• **Extrait du texte**

++++++++++

L’article 1342-4 du Code civil prévoit que le créancier « peut accepter de recevoir en paiement autre chose que ce qui lui est dû. »

Il ressort de cette disposition que le principe d’immutabilité de l’objet du paiement n’est pas impératif. Il peut y être dérogé par les parties.

Lorsque le créancier accepte que le débiteur lui fournisse une prestation différente de celle qui était initialement convenu au contrat, on dit que s’opère alors une dation en paiement, laquelle s’analyse en un mode d’extinction des obligations.

Plus précisément, la dation en paiement se définit comme « la convention par laquelle le créancier accepte de recevoir en paiement une prestation différente de celle qui était prévue au contrat »[1].

Concrètement, c’est le fait pour le débiteur d’une obligation ayant pour objet, par exemple une somme d’argent, de s’acquitter de sa dette par l’exécution d’une autre prestation, telle que la délivrance d’une chose ou la fourniture d’un service d’une valeur équivalente.

Dans son sens littéral, le terme « dation », qui vient du latin « dare » (donner), signifie transfert de propriété. Aussi, la dation en paiement consisterait nécessairement en la substitution de l’obligation initiale par la remise d’une chose.

Est-ce à dire qu’il ne pourrait pas y avoir dation en paiement en cas fourniture d’une prestation de services en remplacement de la remise d’une somme d’argent ?

La doctrine majoritaire réfute cette analyse et plaide pour une approche extensive de la dation en paiement. Selon elle, la nature de la prestation substituée à celle convenue initialement par les parties serait indifférente.

Ce qui importe c’est que le mode de paiement accepté par le créancier diffère de celui stipulé au contrat.

C’est manifestement cette approche qui a été validée par le législateur à l’occasion de la réforme du régime général des obligations. L’article 1342-4 du Code civil ne limite aucunement la dation en paiement au cas de substitution de la prestation originaire par la délivrance d’une chose.

==> Nature

La nature de la dation en paiement a été âprement discutée en doctrine. Les auteurs ont cherché à l’habiller de plusieurs qualifications. Nous n’en aborderons que deux :

  • Dation en paiement et novation
    • D’aucuns ont soutenu que la dation en paiement s’analyserait en une novation par changement d’objet.
    • Pour mémoire, la novation consiste en un « contrat qui a pour objet de substituer à une obligation, qu’elle éteint, une obligation nouvelle qu’elle crée» ( 1329 C. civ.)
    • Il s’agit, autrement dit, d’une modalité d’extinction d’une obligation préexistante par la substitution d’une obligation nouvelle.
    • Ce mécanisme présente la particularité de lier indivisiblement l’extinction de la première obligation et la création de la seconde.
    • Autrement dit, la création de l’obligation nouvelle ne peut s’opérer sans extinction de l’obligation primitive.
    • À l’examen, la dation en paiement se distingue de la novation en ce que les parties ont l’intention d’éteindre le rapport d’obligation qui les lie.
    • Tel n’est pas le cas en présence d’une novation qui implique la volonté des parties de substituer le rapport d’obligation primitif par un nouveau rapport d’obligation.

++++++++++

• **Entrées extraites**
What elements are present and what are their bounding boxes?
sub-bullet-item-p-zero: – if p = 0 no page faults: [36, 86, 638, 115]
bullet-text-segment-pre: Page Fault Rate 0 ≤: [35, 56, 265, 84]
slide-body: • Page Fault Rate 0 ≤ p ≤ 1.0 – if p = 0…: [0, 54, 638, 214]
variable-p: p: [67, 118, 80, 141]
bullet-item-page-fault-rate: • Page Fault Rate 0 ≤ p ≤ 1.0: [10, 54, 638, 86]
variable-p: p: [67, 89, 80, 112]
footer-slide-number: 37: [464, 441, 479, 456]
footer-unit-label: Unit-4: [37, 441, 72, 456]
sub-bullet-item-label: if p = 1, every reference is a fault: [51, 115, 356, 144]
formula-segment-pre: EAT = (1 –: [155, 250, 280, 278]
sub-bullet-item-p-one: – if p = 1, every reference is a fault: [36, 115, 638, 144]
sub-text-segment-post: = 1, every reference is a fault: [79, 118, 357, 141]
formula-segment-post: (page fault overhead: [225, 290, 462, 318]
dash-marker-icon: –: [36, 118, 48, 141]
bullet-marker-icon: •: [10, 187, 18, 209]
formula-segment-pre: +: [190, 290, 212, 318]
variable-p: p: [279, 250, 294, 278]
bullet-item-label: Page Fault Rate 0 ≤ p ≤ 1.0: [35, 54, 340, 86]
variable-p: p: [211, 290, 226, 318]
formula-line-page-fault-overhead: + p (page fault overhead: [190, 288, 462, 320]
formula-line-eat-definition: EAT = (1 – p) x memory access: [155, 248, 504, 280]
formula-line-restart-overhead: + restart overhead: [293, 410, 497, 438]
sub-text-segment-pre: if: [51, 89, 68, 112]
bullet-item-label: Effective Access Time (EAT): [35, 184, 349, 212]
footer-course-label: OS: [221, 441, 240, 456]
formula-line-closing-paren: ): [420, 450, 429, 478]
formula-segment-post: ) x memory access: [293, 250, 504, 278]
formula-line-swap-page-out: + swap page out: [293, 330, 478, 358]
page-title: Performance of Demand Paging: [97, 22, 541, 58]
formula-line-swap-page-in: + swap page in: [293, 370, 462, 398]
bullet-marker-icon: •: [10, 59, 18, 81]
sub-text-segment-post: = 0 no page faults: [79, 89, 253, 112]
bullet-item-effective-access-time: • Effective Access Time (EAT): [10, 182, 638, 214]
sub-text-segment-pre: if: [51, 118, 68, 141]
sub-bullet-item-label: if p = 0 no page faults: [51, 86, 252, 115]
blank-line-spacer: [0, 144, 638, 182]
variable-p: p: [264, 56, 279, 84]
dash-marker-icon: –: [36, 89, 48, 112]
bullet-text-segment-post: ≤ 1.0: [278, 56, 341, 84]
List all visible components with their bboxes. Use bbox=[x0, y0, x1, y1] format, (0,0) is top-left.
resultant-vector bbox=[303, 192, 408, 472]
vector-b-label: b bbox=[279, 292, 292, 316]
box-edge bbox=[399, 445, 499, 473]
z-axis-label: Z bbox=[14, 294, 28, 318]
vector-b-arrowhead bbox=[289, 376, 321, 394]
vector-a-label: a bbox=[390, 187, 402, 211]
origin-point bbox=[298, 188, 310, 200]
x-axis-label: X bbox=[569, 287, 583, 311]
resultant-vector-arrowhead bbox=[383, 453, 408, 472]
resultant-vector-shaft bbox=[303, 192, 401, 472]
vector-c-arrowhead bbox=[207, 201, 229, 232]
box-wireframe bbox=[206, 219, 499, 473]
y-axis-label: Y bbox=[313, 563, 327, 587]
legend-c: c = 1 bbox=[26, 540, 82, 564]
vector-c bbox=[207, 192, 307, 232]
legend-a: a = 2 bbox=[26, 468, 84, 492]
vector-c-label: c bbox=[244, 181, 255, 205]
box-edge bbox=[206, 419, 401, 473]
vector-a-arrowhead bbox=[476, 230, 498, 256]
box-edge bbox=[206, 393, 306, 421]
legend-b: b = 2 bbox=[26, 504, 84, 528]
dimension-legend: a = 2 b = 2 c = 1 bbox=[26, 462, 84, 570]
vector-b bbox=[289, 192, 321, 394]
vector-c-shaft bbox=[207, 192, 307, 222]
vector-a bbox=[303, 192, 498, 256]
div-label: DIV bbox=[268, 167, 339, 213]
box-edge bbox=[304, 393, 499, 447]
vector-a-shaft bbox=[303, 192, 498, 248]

++++++++++

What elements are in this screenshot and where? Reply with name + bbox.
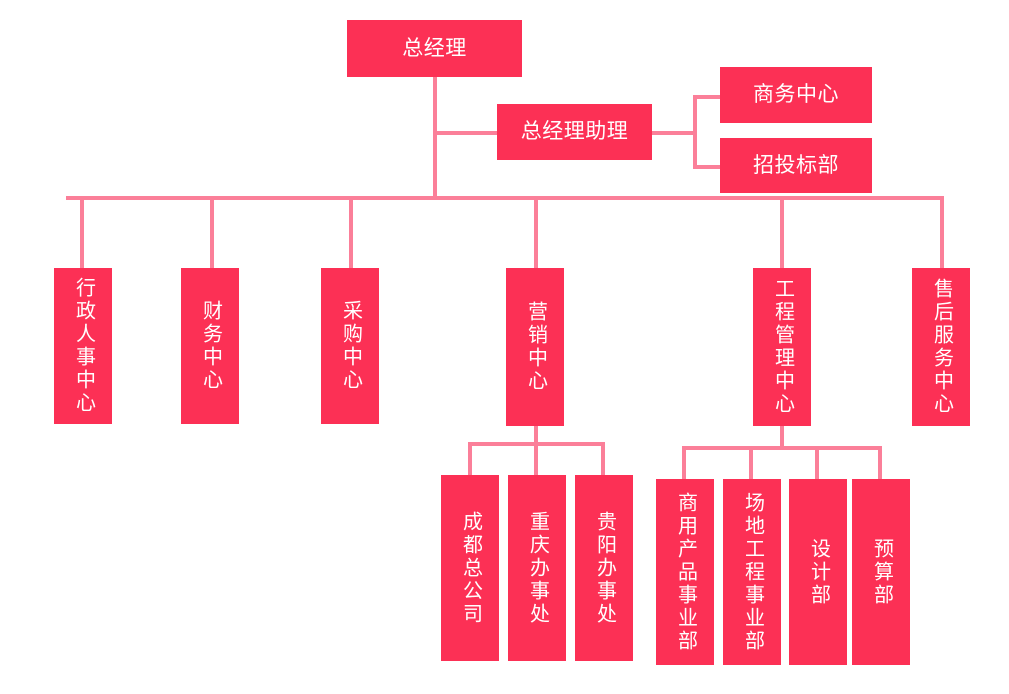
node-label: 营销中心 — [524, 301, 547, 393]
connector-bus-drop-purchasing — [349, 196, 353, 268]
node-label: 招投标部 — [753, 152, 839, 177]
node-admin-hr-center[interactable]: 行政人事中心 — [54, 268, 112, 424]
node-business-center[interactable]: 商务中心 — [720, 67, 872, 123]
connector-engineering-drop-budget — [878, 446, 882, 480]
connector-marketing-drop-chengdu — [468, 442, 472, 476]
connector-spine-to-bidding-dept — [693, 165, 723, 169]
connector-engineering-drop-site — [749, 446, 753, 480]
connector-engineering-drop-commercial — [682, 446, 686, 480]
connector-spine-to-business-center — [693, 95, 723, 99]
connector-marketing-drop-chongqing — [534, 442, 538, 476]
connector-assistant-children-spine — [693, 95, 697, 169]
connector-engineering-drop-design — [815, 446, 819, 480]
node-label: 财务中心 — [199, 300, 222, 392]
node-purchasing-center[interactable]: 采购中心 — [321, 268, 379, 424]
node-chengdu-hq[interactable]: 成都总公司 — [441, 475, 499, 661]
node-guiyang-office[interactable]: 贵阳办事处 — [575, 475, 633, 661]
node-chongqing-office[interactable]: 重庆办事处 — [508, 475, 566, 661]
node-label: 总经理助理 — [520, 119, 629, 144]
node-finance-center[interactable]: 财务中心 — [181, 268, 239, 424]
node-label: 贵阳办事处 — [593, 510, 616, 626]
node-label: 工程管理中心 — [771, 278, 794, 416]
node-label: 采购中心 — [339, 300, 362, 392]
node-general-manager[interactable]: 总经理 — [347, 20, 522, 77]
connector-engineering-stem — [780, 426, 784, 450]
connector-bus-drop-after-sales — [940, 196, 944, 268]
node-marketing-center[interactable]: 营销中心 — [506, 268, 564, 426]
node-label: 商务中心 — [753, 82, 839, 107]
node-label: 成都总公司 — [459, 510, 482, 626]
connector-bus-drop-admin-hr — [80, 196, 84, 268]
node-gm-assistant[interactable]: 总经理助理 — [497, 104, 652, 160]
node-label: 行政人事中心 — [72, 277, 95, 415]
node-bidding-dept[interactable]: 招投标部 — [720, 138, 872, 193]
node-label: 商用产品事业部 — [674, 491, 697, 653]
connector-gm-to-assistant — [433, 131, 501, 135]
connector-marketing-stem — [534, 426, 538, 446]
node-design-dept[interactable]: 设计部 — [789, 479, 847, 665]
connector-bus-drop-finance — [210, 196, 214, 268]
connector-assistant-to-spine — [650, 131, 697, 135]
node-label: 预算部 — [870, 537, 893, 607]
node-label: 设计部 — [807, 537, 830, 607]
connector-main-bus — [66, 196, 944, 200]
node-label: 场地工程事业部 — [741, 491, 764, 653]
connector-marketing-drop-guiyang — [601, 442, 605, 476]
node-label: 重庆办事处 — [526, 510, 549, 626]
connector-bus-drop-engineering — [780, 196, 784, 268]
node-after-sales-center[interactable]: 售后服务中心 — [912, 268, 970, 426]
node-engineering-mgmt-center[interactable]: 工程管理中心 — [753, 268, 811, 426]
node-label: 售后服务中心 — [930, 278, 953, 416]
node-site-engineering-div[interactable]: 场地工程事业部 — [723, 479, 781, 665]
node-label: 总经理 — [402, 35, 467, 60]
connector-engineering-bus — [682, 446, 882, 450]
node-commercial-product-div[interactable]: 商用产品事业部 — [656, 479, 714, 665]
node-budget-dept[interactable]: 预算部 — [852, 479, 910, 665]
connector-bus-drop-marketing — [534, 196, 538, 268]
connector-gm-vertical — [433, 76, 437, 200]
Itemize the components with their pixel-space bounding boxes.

++++++++++

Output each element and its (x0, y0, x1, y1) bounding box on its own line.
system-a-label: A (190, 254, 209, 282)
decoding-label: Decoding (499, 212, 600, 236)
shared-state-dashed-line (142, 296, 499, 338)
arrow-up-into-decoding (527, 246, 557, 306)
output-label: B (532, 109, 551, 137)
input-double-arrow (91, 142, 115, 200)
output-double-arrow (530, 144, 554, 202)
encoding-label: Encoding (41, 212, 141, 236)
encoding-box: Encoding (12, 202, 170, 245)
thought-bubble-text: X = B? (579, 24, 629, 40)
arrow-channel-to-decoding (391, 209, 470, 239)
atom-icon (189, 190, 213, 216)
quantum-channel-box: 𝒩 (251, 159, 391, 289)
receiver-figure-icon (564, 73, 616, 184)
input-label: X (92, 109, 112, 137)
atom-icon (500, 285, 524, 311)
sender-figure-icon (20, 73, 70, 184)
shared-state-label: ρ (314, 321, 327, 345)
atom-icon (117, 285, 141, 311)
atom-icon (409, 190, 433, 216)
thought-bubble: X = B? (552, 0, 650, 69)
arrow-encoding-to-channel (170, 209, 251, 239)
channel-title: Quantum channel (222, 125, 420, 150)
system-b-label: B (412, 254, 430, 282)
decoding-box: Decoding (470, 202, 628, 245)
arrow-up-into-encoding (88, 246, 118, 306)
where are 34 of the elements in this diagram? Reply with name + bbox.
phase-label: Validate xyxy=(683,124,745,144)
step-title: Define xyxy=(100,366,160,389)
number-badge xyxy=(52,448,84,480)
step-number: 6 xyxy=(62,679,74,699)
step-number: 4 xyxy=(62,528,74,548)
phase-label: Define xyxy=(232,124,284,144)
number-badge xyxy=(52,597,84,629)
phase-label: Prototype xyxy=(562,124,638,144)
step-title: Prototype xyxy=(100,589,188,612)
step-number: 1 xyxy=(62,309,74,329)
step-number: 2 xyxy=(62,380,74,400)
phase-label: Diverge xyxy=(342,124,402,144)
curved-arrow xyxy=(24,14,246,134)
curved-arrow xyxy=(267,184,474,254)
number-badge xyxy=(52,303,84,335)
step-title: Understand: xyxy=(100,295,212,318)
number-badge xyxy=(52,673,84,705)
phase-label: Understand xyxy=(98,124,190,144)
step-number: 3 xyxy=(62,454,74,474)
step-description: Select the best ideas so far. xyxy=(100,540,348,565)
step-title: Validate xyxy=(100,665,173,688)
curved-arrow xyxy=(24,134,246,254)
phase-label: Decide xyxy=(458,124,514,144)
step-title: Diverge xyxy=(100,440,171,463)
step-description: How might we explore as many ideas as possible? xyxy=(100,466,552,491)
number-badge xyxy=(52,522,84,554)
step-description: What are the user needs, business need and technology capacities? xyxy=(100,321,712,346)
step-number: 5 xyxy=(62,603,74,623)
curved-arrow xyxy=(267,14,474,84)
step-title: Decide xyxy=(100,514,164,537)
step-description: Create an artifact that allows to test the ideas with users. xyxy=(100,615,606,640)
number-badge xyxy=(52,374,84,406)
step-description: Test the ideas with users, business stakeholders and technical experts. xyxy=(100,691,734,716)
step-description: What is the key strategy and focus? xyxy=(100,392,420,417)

++++++++++

• **Consigne A**
Recopiez, s'il vous plaît, les enregistrements de la ligne contenant « node-label: 营销中心 — [524, 301, 547, 393] » à la ligne contenant « node-label: 总经理助理 — [520, 119, 629, 144] », ces deux lignes comprises.
• **Consigne B**
Rédigez la suite du texte sur la dation en paiement.
Ces enregistrements n'ont aucun lien avec le texte sur la dation en paiement.

• **Réponse A**
node-label: 营销中心 — [524, 301, 547, 393]
connector-bus-drop-purchasing — [349, 196, 353, 268]
node-label: 招投标部 — [753, 152, 839, 177]
node-admin-hr-center[interactable]: 行政人事中心 — [54, 268, 112, 424]
node-business-center[interactable]: 商务中心 — [720, 67, 872, 123]
connector-engineering-drop-budget — [878, 446, 882, 480]
connector-marketing-drop-chengdu — [468, 442, 472, 476]
connector-spine-to-bidding-dept — [693, 165, 723, 169]
connector-engineering-drop-site — [749, 446, 753, 480]
connector-engineering-drop-commercial — [682, 446, 686, 480]
connector-spine-to-business-center — [693, 95, 723, 99]
connector-marketing-drop-chongqing — [534, 442, 538, 476]
connector-assistant-children-spine — [693, 95, 697, 169]
connector-engineering-drop-design — [815, 446, 819, 480]
node-label: 财务中心 — [199, 300, 222, 392]
node-purchasing-center[interactable]: 采购中心 — [321, 268, 379, 424]
node-chengdu-hq[interactable]: 成都总公司 — [441, 475, 499, 661]
node-guiyang-office[interactable]: 贵阳办事处 — [575, 475, 633, 661]
node-chongqing-office[interactable]: 重庆办事处 — [508, 475, 566, 661]
node-label: 总经理助理 — [520, 119, 629, 144]

• **Réponse B**
    • À cet argument, les tenants de la thèse de la novation opposent que la dation en paiement consisterait bien en la substitution d’une obligation primitive, par une obligation nouvelle ; seulement, cette dernière s’exécuterait immédiatement.
    • La Cour de cassation est allée dans le sens de cette thèse en admettant dans un arrêt du 12 janvier 1988 que « la dation en paiement comme le paiement lui-même, peut être à terme» ( 3e civ. 12 janv. 1988, n°86-14.562).
    • Manifestement, dans cette configuration rien ne la distinguerait de la novation dans la mesure où la substitution de la prestation d’origine par une autre prestation pourrait s’étirer dans le temps, ce qui correspond précisément à l’hypothèse de la novation.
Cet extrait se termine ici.